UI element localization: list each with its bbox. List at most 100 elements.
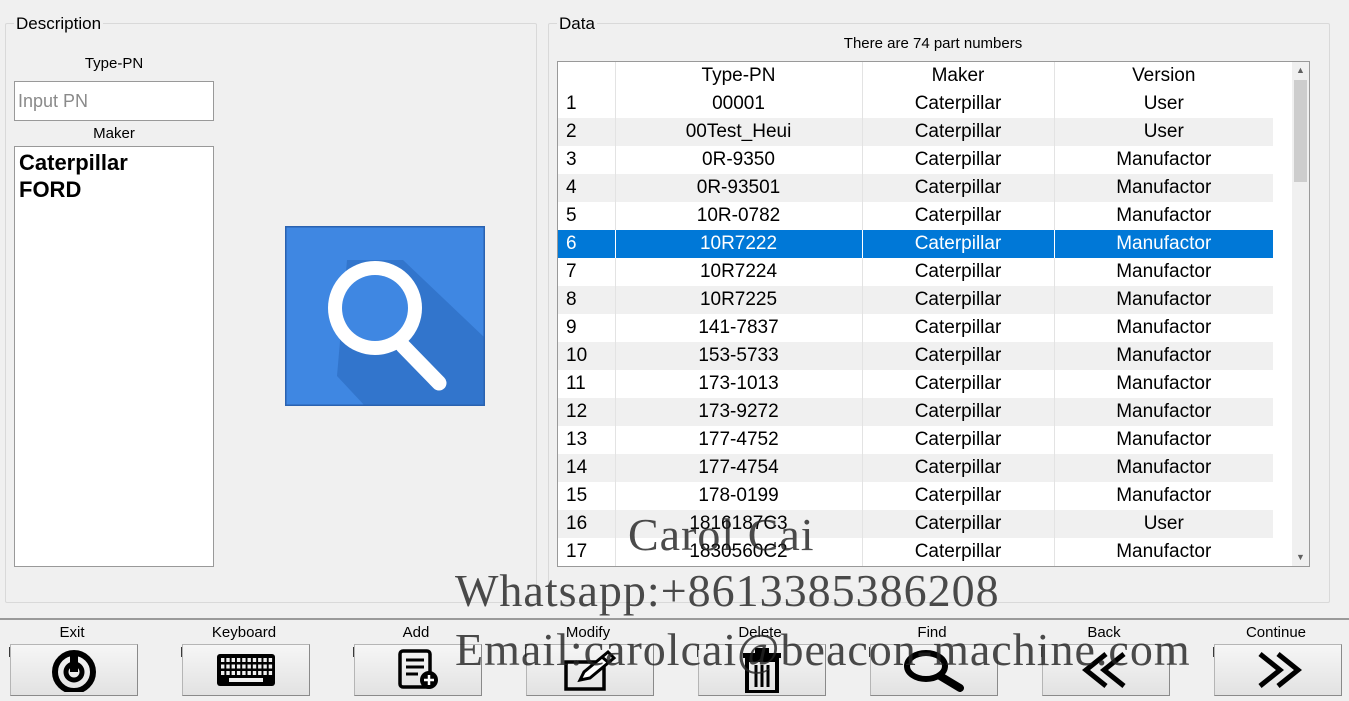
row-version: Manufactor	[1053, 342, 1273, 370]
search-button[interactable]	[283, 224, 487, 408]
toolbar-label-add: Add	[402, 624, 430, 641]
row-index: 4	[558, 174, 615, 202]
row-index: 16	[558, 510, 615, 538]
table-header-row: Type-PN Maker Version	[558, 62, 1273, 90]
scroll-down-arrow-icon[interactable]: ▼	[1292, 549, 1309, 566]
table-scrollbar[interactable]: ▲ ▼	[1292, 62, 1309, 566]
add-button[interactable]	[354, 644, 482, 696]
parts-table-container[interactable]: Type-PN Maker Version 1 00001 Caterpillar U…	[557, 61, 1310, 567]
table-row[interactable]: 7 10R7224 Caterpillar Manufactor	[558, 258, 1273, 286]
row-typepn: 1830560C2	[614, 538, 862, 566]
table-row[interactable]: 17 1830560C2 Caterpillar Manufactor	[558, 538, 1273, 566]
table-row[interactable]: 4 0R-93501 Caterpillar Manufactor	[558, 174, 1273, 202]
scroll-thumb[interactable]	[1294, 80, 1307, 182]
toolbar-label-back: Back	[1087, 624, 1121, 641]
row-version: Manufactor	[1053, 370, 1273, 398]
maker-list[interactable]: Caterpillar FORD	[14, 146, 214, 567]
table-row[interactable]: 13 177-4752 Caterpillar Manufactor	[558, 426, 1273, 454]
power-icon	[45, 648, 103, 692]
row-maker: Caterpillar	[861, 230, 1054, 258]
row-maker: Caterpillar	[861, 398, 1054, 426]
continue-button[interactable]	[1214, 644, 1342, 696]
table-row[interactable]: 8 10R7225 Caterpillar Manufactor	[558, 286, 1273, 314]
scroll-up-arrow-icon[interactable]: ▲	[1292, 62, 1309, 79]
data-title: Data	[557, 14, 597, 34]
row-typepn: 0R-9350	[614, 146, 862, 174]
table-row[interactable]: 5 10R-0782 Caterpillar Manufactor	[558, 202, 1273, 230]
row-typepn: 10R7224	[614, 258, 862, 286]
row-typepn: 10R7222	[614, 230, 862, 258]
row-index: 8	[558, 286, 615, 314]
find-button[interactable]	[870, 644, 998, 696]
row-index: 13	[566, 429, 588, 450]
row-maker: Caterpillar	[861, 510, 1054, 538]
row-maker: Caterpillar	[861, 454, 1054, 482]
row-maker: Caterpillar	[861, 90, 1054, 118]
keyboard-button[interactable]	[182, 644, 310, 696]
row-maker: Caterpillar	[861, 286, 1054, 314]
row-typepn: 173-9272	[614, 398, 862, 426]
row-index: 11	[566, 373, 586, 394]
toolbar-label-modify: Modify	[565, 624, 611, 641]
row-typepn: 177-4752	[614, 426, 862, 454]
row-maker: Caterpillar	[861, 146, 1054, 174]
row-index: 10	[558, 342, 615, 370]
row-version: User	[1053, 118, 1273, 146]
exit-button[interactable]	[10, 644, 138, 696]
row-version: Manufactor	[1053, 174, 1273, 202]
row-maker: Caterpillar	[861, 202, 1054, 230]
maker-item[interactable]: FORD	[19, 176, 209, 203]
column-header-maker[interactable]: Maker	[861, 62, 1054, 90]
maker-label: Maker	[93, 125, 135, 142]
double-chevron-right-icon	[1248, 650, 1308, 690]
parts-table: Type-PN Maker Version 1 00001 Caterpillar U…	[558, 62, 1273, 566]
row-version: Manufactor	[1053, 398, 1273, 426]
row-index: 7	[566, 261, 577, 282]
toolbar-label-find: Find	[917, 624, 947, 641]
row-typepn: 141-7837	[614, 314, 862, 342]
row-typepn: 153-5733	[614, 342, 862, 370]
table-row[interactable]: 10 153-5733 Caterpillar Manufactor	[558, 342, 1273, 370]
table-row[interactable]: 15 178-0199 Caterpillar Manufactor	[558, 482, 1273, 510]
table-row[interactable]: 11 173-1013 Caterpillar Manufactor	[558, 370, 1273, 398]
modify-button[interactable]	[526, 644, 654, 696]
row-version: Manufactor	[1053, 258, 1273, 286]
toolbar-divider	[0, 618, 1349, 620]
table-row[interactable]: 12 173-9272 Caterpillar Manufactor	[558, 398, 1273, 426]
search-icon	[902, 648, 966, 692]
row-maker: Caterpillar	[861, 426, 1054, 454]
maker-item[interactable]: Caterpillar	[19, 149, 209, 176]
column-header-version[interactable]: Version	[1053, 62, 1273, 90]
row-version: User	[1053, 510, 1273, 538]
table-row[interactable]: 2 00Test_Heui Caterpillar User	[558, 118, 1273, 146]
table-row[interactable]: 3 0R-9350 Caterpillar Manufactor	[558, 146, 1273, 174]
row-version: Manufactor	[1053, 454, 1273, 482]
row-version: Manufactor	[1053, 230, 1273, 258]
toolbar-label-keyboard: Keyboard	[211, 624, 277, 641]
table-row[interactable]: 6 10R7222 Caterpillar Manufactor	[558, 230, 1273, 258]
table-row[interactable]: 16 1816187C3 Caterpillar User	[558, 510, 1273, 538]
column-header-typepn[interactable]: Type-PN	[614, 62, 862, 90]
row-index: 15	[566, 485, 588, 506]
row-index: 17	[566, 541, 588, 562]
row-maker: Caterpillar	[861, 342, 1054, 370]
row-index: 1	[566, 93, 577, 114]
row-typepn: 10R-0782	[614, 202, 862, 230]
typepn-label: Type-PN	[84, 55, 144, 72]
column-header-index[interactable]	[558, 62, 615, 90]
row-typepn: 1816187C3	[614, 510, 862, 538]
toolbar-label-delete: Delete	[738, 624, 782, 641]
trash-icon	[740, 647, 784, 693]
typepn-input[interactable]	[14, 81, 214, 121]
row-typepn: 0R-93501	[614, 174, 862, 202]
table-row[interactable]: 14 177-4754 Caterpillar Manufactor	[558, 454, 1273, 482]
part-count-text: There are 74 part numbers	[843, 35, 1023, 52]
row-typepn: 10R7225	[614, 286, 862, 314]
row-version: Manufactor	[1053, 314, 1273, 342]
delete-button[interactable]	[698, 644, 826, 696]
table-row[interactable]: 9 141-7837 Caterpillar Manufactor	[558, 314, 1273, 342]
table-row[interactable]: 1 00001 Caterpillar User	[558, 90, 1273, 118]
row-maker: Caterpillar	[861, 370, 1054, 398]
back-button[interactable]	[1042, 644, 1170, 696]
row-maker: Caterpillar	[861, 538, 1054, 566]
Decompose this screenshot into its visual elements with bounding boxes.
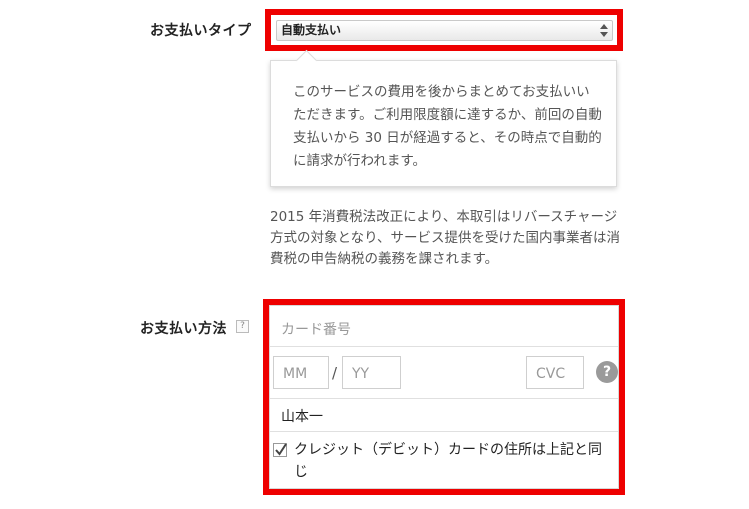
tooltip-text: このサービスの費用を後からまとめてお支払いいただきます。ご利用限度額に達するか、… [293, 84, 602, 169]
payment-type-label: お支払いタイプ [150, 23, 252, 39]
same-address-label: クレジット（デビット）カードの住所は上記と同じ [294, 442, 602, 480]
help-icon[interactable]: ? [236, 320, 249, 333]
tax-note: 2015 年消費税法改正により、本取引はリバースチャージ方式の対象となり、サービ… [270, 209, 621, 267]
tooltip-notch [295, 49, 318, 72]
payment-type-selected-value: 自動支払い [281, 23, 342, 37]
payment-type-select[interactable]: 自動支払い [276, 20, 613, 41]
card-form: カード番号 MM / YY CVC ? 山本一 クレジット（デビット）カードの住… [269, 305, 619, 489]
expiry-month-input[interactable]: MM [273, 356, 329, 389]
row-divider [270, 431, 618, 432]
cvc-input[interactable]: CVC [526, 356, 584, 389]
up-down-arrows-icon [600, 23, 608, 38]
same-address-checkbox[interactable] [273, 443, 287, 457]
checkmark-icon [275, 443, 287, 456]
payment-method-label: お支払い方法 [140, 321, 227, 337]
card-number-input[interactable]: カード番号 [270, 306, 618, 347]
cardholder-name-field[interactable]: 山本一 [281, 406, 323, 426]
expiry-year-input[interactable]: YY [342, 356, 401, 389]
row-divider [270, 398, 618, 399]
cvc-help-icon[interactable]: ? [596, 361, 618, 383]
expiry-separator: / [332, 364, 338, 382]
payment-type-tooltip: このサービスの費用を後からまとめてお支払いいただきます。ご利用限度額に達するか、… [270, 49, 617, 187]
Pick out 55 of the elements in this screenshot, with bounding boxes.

## Set task
Reproduce the data exactly, from the line containing "84, 602, 169]" through the end of the data, including both of those lines.

## Solution
tooltip-text: このサービスの費用を後からまとめてお支払いいただきます。ご利用限度額に達するか、… [293, 84, 602, 169]
payment-type-label: お支払いタイプ [150, 23, 252, 39]
same-address-label: クレジット（デビット）カードの住所は上記と同じ [294, 442, 602, 480]
help-icon[interactable]: ? [236, 320, 249, 333]
tax-note: 2015 年消費税法改正により、本取引はリバースチャージ方式の対象となり、サービ… [270, 209, 621, 267]
tooltip-notch [295, 49, 318, 72]
payment-type-selected-value: 自動支払い [281, 23, 342, 37]
payment-type-select[interactable]: 自動支払い [276, 20, 613, 41]
card-form: カード番号 MM / YY CVC ? 山本一 クレジット（デビット）カードの住… [269, 305, 619, 489]
expiry-month-input[interactable]: MM [273, 356, 329, 389]
row-divider [270, 431, 618, 432]
cvc-input[interactable]: CVC [526, 356, 584, 389]
up-down-arrows-icon [600, 23, 608, 38]
same-address-checkbox[interactable] [273, 443, 287, 457]
checkmark-icon [275, 443, 287, 456]
payment-method-label: お支払い方法 [140, 321, 227, 337]
card-number-input[interactable]: カード番号 [270, 306, 618, 347]
cardholder-name-field[interactable]: 山本一 [281, 406, 323, 426]
expiry-year-input[interactable]: YY [342, 356, 401, 389]
row-divider [270, 398, 618, 399]
cvc-help-icon[interactable]: ? [596, 361, 618, 383]
expiry-separator: / [332, 364, 338, 382]
payment-type-tooltip: このサービスの費用を後からまとめてお支払いいただきます。ご利用限度額に達するか、… [270, 49, 617, 187]
Pick out 55 of the elements in this screenshot, with bounding boxes.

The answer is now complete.